# Input
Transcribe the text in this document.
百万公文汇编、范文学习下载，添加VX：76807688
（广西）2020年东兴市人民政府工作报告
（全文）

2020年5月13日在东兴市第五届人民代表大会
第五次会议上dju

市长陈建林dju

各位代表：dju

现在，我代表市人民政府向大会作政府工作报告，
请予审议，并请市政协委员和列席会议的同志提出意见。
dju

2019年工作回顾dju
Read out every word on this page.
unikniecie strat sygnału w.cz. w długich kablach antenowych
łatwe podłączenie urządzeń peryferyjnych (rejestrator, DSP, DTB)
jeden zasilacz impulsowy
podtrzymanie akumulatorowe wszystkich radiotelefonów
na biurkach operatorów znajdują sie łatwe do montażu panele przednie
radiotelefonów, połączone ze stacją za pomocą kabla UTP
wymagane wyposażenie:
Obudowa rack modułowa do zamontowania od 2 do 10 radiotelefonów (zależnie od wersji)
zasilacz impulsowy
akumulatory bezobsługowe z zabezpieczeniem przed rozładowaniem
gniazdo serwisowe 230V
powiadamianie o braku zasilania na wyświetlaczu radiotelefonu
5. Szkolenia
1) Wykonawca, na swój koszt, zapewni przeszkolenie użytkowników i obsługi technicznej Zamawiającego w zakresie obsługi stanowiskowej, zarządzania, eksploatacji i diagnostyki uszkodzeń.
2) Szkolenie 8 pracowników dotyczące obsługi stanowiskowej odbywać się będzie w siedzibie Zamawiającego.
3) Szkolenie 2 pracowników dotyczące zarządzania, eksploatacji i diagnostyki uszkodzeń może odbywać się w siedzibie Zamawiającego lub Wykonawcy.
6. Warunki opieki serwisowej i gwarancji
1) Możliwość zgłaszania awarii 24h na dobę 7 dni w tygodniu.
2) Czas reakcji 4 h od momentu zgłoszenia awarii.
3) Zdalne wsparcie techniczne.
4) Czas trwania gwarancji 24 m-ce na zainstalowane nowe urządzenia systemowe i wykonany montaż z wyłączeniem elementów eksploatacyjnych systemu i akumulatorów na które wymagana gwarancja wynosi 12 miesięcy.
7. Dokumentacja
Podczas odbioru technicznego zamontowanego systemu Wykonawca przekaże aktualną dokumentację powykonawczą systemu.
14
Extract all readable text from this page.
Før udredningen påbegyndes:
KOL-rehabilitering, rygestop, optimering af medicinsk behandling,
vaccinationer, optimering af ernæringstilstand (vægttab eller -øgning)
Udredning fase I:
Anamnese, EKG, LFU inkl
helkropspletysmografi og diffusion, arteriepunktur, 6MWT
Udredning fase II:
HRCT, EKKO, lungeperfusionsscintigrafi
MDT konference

# The exercise
Select all lines in the listing above where the word "zarządzania" appears, and show them.

# Complete answer
1) Wykonawca, na swój koszt, zapewni przeszkolenie użytkowników i obsługi technicznej Zamawiającego w zakresie obsługi stanowiskowej, zarządzania, eksploatacji i diagnostyki uszkodzeń.
3) Szkolenie 2 pracowników dotyczące zarządzania, eksploatacji i diagnostyki uszkodzeń może odbywać się w siedzibie Zamawiającego lub Wykonawcy.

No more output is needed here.